_Exercise prompt_
Please gather every line in the records below that contains the string "targeted", treating uppercase and lowercase letters as different.

====== Data shown

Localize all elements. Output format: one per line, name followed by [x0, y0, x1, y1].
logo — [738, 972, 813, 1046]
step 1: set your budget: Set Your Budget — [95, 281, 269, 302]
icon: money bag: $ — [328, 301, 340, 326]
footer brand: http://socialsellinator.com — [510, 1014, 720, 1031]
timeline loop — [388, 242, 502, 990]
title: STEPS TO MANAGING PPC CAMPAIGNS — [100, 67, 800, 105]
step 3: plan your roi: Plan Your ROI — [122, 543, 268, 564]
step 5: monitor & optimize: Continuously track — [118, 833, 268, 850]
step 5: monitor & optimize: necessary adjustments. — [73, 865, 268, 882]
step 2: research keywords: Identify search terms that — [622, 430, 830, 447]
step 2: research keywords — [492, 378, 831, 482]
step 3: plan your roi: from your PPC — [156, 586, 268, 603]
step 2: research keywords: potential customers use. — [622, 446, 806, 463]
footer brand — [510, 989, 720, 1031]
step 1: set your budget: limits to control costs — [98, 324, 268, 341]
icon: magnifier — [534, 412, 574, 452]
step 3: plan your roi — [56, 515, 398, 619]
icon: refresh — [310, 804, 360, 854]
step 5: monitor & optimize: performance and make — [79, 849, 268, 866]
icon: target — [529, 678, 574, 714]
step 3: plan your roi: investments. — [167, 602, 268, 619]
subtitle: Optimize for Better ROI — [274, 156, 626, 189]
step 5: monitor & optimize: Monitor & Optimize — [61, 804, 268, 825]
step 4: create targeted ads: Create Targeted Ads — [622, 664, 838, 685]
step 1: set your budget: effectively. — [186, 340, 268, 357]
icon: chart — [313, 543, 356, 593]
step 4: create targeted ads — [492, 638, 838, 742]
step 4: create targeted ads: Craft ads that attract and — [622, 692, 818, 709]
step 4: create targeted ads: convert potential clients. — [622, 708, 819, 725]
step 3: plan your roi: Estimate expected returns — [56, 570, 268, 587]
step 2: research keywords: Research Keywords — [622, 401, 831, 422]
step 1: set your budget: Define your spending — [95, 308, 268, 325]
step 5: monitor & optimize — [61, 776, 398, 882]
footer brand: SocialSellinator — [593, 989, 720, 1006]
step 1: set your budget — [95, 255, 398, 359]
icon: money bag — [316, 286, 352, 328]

============

_Written response_
step 4: create targeted ads: Create Targeted Ads — [622, 664, 838, 685]
step 4: create targeted ads — [492, 638, 838, 742]
step 4: create targeted ads: Craft ads that attract and — [622, 692, 818, 709]
step 4: create targeted ads: convert potential clients. — [622, 708, 819, 725]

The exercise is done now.